◆ RECORDS TO USE ◆
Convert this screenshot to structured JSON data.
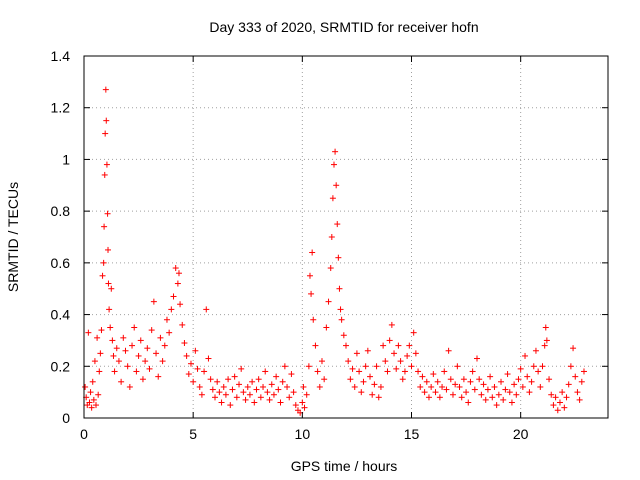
{
  "chart_data": {
    "type": "scatter",
    "title": "Day 333 of 2020, SRMTID for receiver hofn",
    "xlabel": "GPS time / hours",
    "ylabel": "SRMTID / TECUs",
    "xlim": [
      0,
      24
    ],
    "ylim": [
      0,
      1.4
    ],
    "x_ticks": [
      0,
      5,
      10,
      15,
      20
    ],
    "x_tick_labels": [
      "0",
      "5",
      "10",
      "15",
      "20"
    ],
    "y_ticks": [
      0,
      0.2,
      0.4,
      0.6,
      0.8,
      1.0,
      1.2,
      1.4
    ],
    "y_tick_labels": [
      "0",
      "0.2",
      "0.4",
      "0.6",
      "0.8",
      "1",
      "1.2",
      "1.4"
    ],
    "grid": true,
    "marker": "+",
    "color": "#ff0000",
    "series": [
      {
        "name": "SRMTID",
        "points": [
          [
            0.05,
            0.12
          ],
          [
            0.1,
            0.08
          ],
          [
            0.15,
            0.05
          ],
          [
            0.2,
            0.33
          ],
          [
            0.25,
            0.06
          ],
          [
            0.3,
            0.1
          ],
          [
            0.35,
            0.04
          ],
          [
            0.4,
            0.14
          ],
          [
            0.45,
            0.07
          ],
          [
            0.5,
            0.22
          ],
          [
            0.55,
            0.05
          ],
          [
            0.6,
            0.31
          ],
          [
            0.65,
            0.09
          ],
          [
            0.7,
            0.18
          ],
          [
            0.75,
            0.25
          ],
          [
            0.8,
            0.34
          ],
          [
            0.85,
            0.55
          ],
          [
            0.9,
            0.6
          ],
          [
            0.92,
            0.74
          ],
          [
            0.95,
            0.94
          ],
          [
            0.97,
            1.1
          ],
          [
            1.0,
            1.27
          ],
          [
            1.02,
            1.15
          ],
          [
            1.05,
            0.98
          ],
          [
            1.08,
            0.79
          ],
          [
            1.1,
            0.65
          ],
          [
            1.12,
            0.52
          ],
          [
            1.15,
            0.42
          ],
          [
            1.2,
            0.35
          ],
          [
            1.25,
            0.5
          ],
          [
            1.3,
            0.3
          ],
          [
            1.35,
            0.24
          ],
          [
            1.4,
            0.18
          ],
          [
            1.5,
            0.27
          ],
          [
            1.6,
            0.22
          ],
          [
            1.7,
            0.14
          ],
          [
            1.8,
            0.31
          ],
          [
            1.9,
            0.26
          ],
          [
            2.0,
            0.2
          ],
          [
            2.1,
            0.12
          ],
          [
            2.2,
            0.28
          ],
          [
            2.3,
            0.35
          ],
          [
            2.4,
            0.18
          ],
          [
            2.5,
            0.24
          ],
          [
            2.6,
            0.3
          ],
          [
            2.7,
            0.15
          ],
          [
            2.8,
            0.22
          ],
          [
            2.9,
            0.27
          ],
          [
            3.0,
            0.19
          ],
          [
            3.1,
            0.34
          ],
          [
            3.2,
            0.45
          ],
          [
            3.3,
            0.25
          ],
          [
            3.4,
            0.16
          ],
          [
            3.5,
            0.31
          ],
          [
            3.6,
            0.22
          ],
          [
            3.7,
            0.28
          ],
          [
            3.8,
            0.38
          ],
          [
            3.9,
            0.33
          ],
          [
            4.0,
            0.42
          ],
          [
            4.1,
            0.47
          ],
          [
            4.2,
            0.58
          ],
          [
            4.3,
            0.52
          ],
          [
            4.35,
            0.56
          ],
          [
            4.4,
            0.44
          ],
          [
            4.5,
            0.36
          ],
          [
            4.6,
            0.29
          ],
          [
            4.7,
            0.24
          ],
          [
            4.8,
            0.17
          ],
          [
            4.9,
            0.21
          ],
          [
            5.0,
            0.14
          ],
          [
            5.1,
            0.26
          ],
          [
            5.2,
            0.19
          ],
          [
            5.3,
            0.12
          ],
          [
            5.4,
            0.09
          ],
          [
            5.5,
            0.18
          ],
          [
            5.6,
            0.42
          ],
          [
            5.7,
            0.23
          ],
          [
            5.8,
            0.15
          ],
          [
            5.9,
            0.11
          ],
          [
            6.0,
            0.08
          ],
          [
            6.1,
            0.14
          ],
          [
            6.2,
            0.1
          ],
          [
            6.3,
            0.06
          ],
          [
            6.4,
            0.12
          ],
          [
            6.5,
            0.09
          ],
          [
            6.6,
            0.15
          ],
          [
            6.7,
            0.05
          ],
          [
            6.8,
            0.11
          ],
          [
            6.9,
            0.16
          ],
          [
            7.0,
            0.08
          ],
          [
            7.1,
            0.13
          ],
          [
            7.2,
            0.19
          ],
          [
            7.3,
            0.1
          ],
          [
            7.4,
            0.07
          ],
          [
            7.5,
            0.12
          ],
          [
            7.6,
            0.09
          ],
          [
            7.7,
            0.14
          ],
          [
            7.8,
            0.06
          ],
          [
            7.9,
            0.11
          ],
          [
            8.0,
            0.15
          ],
          [
            8.1,
            0.08
          ],
          [
            8.2,
            0.12
          ],
          [
            8.3,
            0.18
          ],
          [
            8.4,
            0.1
          ],
          [
            8.5,
            0.07
          ],
          [
            8.6,
            0.13
          ],
          [
            8.7,
            0.09
          ],
          [
            8.8,
            0.16
          ],
          [
            8.9,
            0.11
          ],
          [
            9.0,
            0.06
          ],
          [
            9.1,
            0.14
          ],
          [
            9.2,
            0.2
          ],
          [
            9.3,
            0.12
          ],
          [
            9.4,
            0.08
          ],
          [
            9.5,
            0.17
          ],
          [
            9.6,
            0.1
          ],
          [
            9.7,
            0.05
          ],
          [
            9.8,
            0.03
          ],
          [
            9.9,
            0.02
          ],
          [
            10.0,
            0.06
          ],
          [
            10.05,
            0.12
          ],
          [
            10.1,
            0.04
          ],
          [
            10.2,
            0.09
          ],
          [
            10.3,
            0.2
          ],
          [
            10.35,
            0.55
          ],
          [
            10.4,
            0.48
          ],
          [
            10.45,
            0.64
          ],
          [
            10.5,
            0.38
          ],
          [
            10.6,
            0.28
          ],
          [
            10.7,
            0.18
          ],
          [
            10.8,
            0.12
          ],
          [
            10.9,
            0.22
          ],
          [
            11.0,
            0.15
          ],
          [
            11.1,
            0.35
          ],
          [
            11.2,
            0.45
          ],
          [
            11.3,
            0.58
          ],
          [
            11.35,
            0.7
          ],
          [
            11.4,
            0.85
          ],
          [
            11.45,
            0.98
          ],
          [
            11.5,
            1.03
          ],
          [
            11.55,
            0.9
          ],
          [
            11.6,
            0.75
          ],
          [
            11.65,
            0.62
          ],
          [
            11.7,
            0.5
          ],
          [
            11.75,
            0.42
          ],
          [
            11.8,
            0.38
          ],
          [
            11.9,
            0.32
          ],
          [
            12.0,
            0.28
          ],
          [
            12.1,
            0.22
          ],
          [
            12.2,
            0.15
          ],
          [
            12.3,
            0.19
          ],
          [
            12.4,
            0.12
          ],
          [
            12.5,
            0.25
          ],
          [
            12.6,
            0.18
          ],
          [
            12.7,
            0.1
          ],
          [
            12.8,
            0.14
          ],
          [
            12.9,
            0.2
          ],
          [
            13.0,
            0.26
          ],
          [
            13.1,
            0.16
          ],
          [
            13.2,
            0.09
          ],
          [
            13.3,
            0.13
          ],
          [
            13.4,
            0.2
          ],
          [
            13.5,
            0.08
          ],
          [
            13.6,
            0.12
          ],
          [
            13.7,
            0.28
          ],
          [
            13.8,
            0.22
          ],
          [
            13.9,
            0.18
          ],
          [
            14.0,
            0.3
          ],
          [
            14.1,
            0.36
          ],
          [
            14.2,
            0.25
          ],
          [
            14.3,
            0.19
          ],
          [
            14.4,
            0.28
          ],
          [
            14.5,
            0.22
          ],
          [
            14.6,
            0.15
          ],
          [
            14.7,
            0.18
          ],
          [
            14.8,
            0.24
          ],
          [
            14.9,
            0.28
          ],
          [
            15.0,
            0.2
          ],
          [
            15.1,
            0.33
          ],
          [
            15.2,
            0.25
          ],
          [
            15.3,
            0.18
          ],
          [
            15.4,
            0.12
          ],
          [
            15.5,
            0.16
          ],
          [
            15.6,
            0.1
          ],
          [
            15.7,
            0.14
          ],
          [
            15.8,
            0.08
          ],
          [
            15.9,
            0.12
          ],
          [
            16.0,
            0.17
          ],
          [
            16.1,
            0.1
          ],
          [
            16.2,
            0.14
          ],
          [
            16.3,
            0.08
          ],
          [
            16.4,
            0.12
          ],
          [
            16.5,
            0.18
          ],
          [
            16.6,
            0.11
          ],
          [
            16.7,
            0.26
          ],
          [
            16.8,
            0.15
          ],
          [
            16.9,
            0.09
          ],
          [
            17.0,
            0.13
          ],
          [
            17.1,
            0.2
          ],
          [
            17.2,
            0.12
          ],
          [
            17.3,
            0.08
          ],
          [
            17.4,
            0.15
          ],
          [
            17.5,
            0.1
          ],
          [
            17.6,
            0.06
          ],
          [
            17.7,
            0.14
          ],
          [
            17.8,
            0.18
          ],
          [
            17.9,
            0.11
          ],
          [
            18.0,
            0.23
          ],
          [
            18.1,
            0.15
          ],
          [
            18.2,
            0.09
          ],
          [
            18.3,
            0.13
          ],
          [
            18.4,
            0.07
          ],
          [
            18.5,
            0.11
          ],
          [
            18.6,
            0.16
          ],
          [
            18.7,
            0.08
          ],
          [
            18.8,
            0.12
          ],
          [
            18.9,
            0.05
          ],
          [
            19.0,
            0.09
          ],
          [
            19.1,
            0.14
          ],
          [
            19.2,
            0.07
          ],
          [
            19.3,
            0.11
          ],
          [
            19.4,
            0.17
          ],
          [
            19.5,
            0.1
          ],
          [
            19.6,
            0.06
          ],
          [
            19.7,
            0.13
          ],
          [
            19.8,
            0.09
          ],
          [
            19.9,
            0.15
          ],
          [
            20.0,
            0.19
          ],
          [
            20.1,
            0.12
          ],
          [
            20.2,
            0.24
          ],
          [
            20.3,
            0.16
          ],
          [
            20.4,
            0.1
          ],
          [
            20.5,
            0.14
          ],
          [
            20.6,
            0.2
          ],
          [
            20.7,
            0.26
          ],
          [
            20.8,
            0.18
          ],
          [
            20.9,
            0.12
          ],
          [
            21.0,
            0.2
          ],
          [
            21.1,
            0.28
          ],
          [
            21.15,
            0.35
          ],
          [
            21.2,
            0.3
          ],
          [
            21.3,
            0.15
          ],
          [
            21.4,
            0.09
          ],
          [
            21.5,
            0.05
          ],
          [
            21.6,
            0.08
          ],
          [
            21.7,
            0.03
          ],
          [
            21.8,
            0.06
          ],
          [
            21.9,
            0.1
          ],
          [
            22.0,
            0.04
          ],
          [
            22.1,
            0.08
          ],
          [
            22.2,
            0.13
          ],
          [
            22.3,
            0.2
          ],
          [
            22.4,
            0.27
          ],
          [
            22.5,
            0.16
          ],
          [
            22.6,
            0.1
          ],
          [
            22.7,
            0.07
          ],
          [
            22.8,
            0.14
          ],
          [
            22.9,
            0.18
          ]
        ]
      }
    ]
  }
}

◆ WHAT THIS TASK INVOLVES ◆
Out of the records, collect only those lines that contain the string "SRMTID".

◆ RESULT OF THE EXERCISE ◆
    "title": "Day 333 of 2020, SRMTID for receiver hofn",
    "ylabel": "SRMTID / TECUs",
        "name": "SRMTID",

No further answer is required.